── Provided material

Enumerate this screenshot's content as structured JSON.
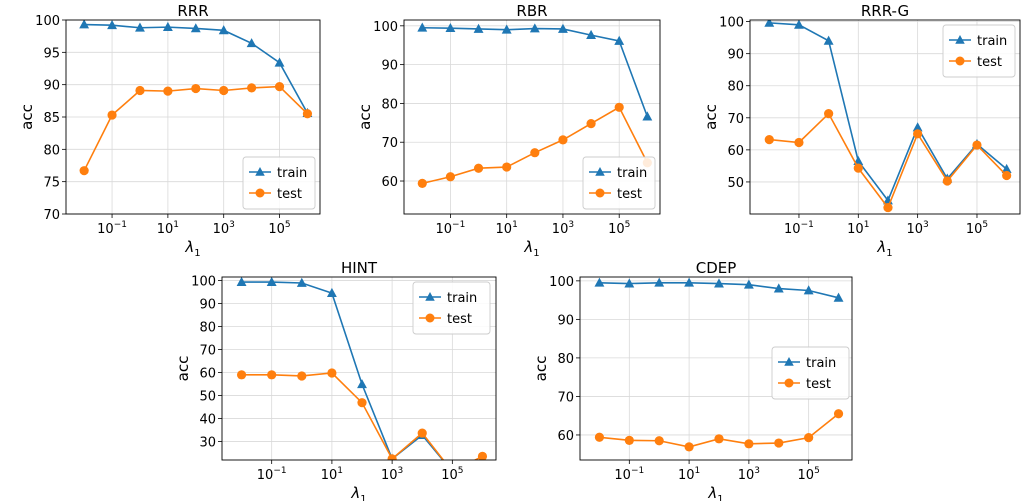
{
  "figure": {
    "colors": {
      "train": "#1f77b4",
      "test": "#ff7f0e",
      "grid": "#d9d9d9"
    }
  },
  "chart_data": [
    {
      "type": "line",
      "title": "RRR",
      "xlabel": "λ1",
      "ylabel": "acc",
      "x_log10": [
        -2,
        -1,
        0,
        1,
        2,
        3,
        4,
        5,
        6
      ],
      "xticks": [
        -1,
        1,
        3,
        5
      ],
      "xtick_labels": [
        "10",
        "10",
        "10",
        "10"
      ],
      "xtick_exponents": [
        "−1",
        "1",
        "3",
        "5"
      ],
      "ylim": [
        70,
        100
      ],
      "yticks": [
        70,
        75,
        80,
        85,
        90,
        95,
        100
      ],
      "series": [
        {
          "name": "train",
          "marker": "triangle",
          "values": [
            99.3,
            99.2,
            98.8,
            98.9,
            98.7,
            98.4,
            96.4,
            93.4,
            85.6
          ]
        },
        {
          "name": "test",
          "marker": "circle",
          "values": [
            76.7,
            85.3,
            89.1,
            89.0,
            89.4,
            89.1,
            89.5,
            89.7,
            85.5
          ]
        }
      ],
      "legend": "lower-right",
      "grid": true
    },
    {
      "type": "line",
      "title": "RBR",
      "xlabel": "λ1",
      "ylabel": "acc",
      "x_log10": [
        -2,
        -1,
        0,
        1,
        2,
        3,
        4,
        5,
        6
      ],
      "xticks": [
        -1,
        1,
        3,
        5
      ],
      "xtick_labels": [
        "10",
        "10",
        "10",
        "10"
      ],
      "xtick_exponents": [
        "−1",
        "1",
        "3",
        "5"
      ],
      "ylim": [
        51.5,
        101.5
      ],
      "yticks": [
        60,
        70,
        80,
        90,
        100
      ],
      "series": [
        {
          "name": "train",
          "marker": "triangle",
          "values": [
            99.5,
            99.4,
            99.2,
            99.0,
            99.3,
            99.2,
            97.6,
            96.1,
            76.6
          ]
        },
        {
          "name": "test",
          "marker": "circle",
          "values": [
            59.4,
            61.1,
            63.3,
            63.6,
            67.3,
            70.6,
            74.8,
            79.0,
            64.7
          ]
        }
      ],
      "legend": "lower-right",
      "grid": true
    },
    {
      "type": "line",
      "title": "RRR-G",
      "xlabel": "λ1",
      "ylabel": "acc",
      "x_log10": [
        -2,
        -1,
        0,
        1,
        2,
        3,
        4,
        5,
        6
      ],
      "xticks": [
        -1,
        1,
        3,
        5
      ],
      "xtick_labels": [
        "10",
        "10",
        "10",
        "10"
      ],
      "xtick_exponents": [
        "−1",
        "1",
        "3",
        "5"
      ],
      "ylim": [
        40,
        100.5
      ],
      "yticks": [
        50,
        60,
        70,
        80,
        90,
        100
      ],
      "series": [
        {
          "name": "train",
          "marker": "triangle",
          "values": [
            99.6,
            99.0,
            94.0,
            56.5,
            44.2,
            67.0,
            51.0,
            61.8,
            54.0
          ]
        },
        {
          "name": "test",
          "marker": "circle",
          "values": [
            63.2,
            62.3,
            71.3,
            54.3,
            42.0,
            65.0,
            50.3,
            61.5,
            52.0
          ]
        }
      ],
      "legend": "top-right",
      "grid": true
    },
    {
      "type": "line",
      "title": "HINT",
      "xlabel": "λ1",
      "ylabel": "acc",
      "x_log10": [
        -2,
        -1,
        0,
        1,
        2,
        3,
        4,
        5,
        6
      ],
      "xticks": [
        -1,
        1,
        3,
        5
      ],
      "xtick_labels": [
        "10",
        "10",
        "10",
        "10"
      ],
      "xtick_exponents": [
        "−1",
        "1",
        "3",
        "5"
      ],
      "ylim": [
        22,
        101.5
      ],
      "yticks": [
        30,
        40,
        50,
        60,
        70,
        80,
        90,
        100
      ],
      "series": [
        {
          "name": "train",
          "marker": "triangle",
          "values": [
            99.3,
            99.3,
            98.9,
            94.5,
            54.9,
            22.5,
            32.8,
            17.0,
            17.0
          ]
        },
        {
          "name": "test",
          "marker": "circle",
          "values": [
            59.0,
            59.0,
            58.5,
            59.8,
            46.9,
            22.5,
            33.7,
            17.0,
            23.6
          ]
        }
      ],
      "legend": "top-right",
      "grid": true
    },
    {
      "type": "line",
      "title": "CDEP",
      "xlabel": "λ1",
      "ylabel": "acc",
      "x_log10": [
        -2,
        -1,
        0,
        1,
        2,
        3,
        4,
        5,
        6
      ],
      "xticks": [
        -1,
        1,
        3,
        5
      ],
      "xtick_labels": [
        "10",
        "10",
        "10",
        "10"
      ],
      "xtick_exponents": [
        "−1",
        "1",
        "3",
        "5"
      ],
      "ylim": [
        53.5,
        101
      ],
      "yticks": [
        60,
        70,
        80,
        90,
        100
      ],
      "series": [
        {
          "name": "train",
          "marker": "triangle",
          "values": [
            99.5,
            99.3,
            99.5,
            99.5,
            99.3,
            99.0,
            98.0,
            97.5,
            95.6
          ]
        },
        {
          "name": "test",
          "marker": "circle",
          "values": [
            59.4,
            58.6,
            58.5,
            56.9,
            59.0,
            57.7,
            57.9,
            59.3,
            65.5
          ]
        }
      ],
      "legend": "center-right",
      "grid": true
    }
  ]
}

────

_What you have to do_:
Word for word, quote the full listing, omitting every picture.

_The reply_:
Enumerate this screenshot's content as structured JSON.
{
  "figure": {
    "colors": {
      "train": "#1f77b4",
      "test": "#ff7f0e",
      "grid": "#d9d9d9"
    }
  },
  "chart_data": [
    {
      "type": "line",
      "title": "RRR",
      "xlabel": "λ1",
      "ylabel": "acc",
      "x_log10": [
        -2,
        -1,
        0,
        1,
        2,
        3,
        4,
        5,
        6
      ],
      "xticks": [
        -1,
        1,
        3,
        5
      ],
      "xtick_labels": [
        "10",
        "10",
        "10",
        "10"
      ],
      "xtick_exponents": [
        "−1",
        "1",
        "3",
        "5"
      ],
      "ylim": [
        70,
        100
      ],
      "yticks": [
        70,
        75,
        80,
        85,
        90,
        95,
        100
      ],
      "series": [
        {
          "name": "train",
          "marker": "triangle",
          "values": [
            99.3,
            99.2,
            98.8,
            98.9,
            98.7,
            98.4,
            96.4,
            93.4,
            85.6
          ]
        },
        {
          "name": "test",
          "marker": "circle",
          "values": [
            76.7,
            85.3,
            89.1,
            89.0,
            89.4,
            89.1,
            89.5,
            89.7,
            85.5
          ]
        }
      ],
      "legend": "lower-right",
      "grid": true
    },
    {
      "type": "line",
      "title": "RBR",
      "xlabel": "λ1",
      "ylabel": "acc",
      "x_log10": [
        -2,
        -1,
        0,
        1,
        2,
        3,
        4,
        5,
        6
      ],
      "xticks": [
        -1,
        1,
        3,
        5
      ],
      "xtick_labels": [
        "10",
        "10",
        "10",
        "10"
      ],
      "xtick_exponents": [
        "−1",
        "1",
        "3",
        "5"
      ],
      "ylim": [
        51.5,
        101.5
      ],
      "yticks": [
        60,
        70,
        80,
        90,
        100
      ],
      "series": [
        {
          "name": "train",
          "marker": "triangle",
          "values": [
            99.5,
            99.4,
            99.2,
            99.0,
            99.3,
            99.2,
            97.6,
            96.1,
            76.6
          ]
        },
        {
          "name": "test",
          "marker": "circle",
          "values": [
            59.4,
            61.1,
            63.3,
            63.6,
            67.3,
            70.6,
            74.8,
            79.0,
            64.7
          ]
        }
      ],
      "legend": "lower-right",
      "grid": true
    },
    {
      "type": "line",
      "title": "RRR-G",
      "xlabel": "λ1",
      "ylabel": "acc",
      "x_log10": [
        -2,
        -1,
        0,
        1,
        2,
        3,
        4,
        5,
        6
      ],
      "xticks": [
        -1,
        1,
        3,
        5
      ],
      "xtick_labels": [
        "10",
        "10",
        "10",
        "10"
      ],
      "xtick_exponents": [
        "−1",
        "1",
        "3",
        "5"
      ],
      "ylim": [
        40,
        100.5
      ],
      "yticks": [
        50,
        60,
        70,
        80,
        90,
        100
      ],
      "series": [
        {
          "name": "train",
          "marker": "triangle",
          "values": [
            99.6,
            99.0,
            94.0,
            56.5,
            44.2,
            67.0,
            51.0,
            61.8,
            54.0
          ]
        },
        {
          "name": "test",
          "marker": "circle",
          "values": [
            63.2,
            62.3,
            71.3,
            54.3,
            42.0,
            65.0,
            50.3,
            61.5,
            52.0
          ]
        }
      ],
      "legend": "top-right",
      "grid": true
    },
    {
      "type": "line",
      "title": "HINT",
      "xlabel": "λ1",
      "ylabel": "acc",
      "x_log10": [
        -2,
        -1,
        0,
        1,
        2,
        3,
        4,
        5,
        6
      ],
      "xticks": [
        -1,
        1,
        3,
        5
      ],
      "xtick_labels": [
        "10",
        "10",
        "10",
        "10"
      ],
      "xtick_exponents": [
        "−1",
        "1",
        "3",
        "5"
      ],
      "ylim": [
        22,
        101.5
      ],
      "yticks": [
        30,
        40,
        50,
        60,
        70,
        80,
        90,
        100
      ],
      "series": [
        {
          "name": "train",
          "marker": "triangle",
          "values": [
            99.3,
            99.3,
            98.9,
            94.5,
            54.9,
            22.5,
            32.8,
            17.0,
            17.0
          ]
        },
        {
          "name": "test",
          "marker": "circle",
          "values": [
            59.0,
            59.0,
            58.5,
            59.8,
            46.9,
            22.5,
            33.7,
            17.0,
            23.6
          ]
        }
      ],
      "legend": "top-right",
      "grid": true
    },
    {
      "type": "line",
      "title": "CDEP",
      "xlabel": "λ1",
      "ylabel": "acc",
      "x_log10": [
        -2,
        -1,
        0,
        1,
        2,
        3,
        4,
        5,
        6
      ],
      "xticks": [
        -1,
        1,
        3,
        5
      ],
      "xtick_labels": [
        "10",
        "10",
        "10",
        "10"
      ],
      "xtick_exponents": [
        "−1",
        "1",
        "3",
        "5"
      ],
      "ylim": [
        53.5,
        101
      ],
      "yticks": [
        60,
        70,
        80,
        90,
        100
      ],
      "series": [
        {
          "name": "train",
          "marker": "triangle",
          "values": [
            99.5,
            99.3,
            99.5,
            99.5,
            99.3,
            99.0,
            98.0,
            97.5,
            95.6
          ]
        },
        {
          "name": "test",
          "marker": "circle",
          "values": [
            59.4,
            58.6,
            58.5,
            56.9,
            59.0,
            57.7,
            57.9,
            59.3,
            65.5
          ]
        }
      ],
      "legend": "center-right",
      "grid": true
    }
  ]
}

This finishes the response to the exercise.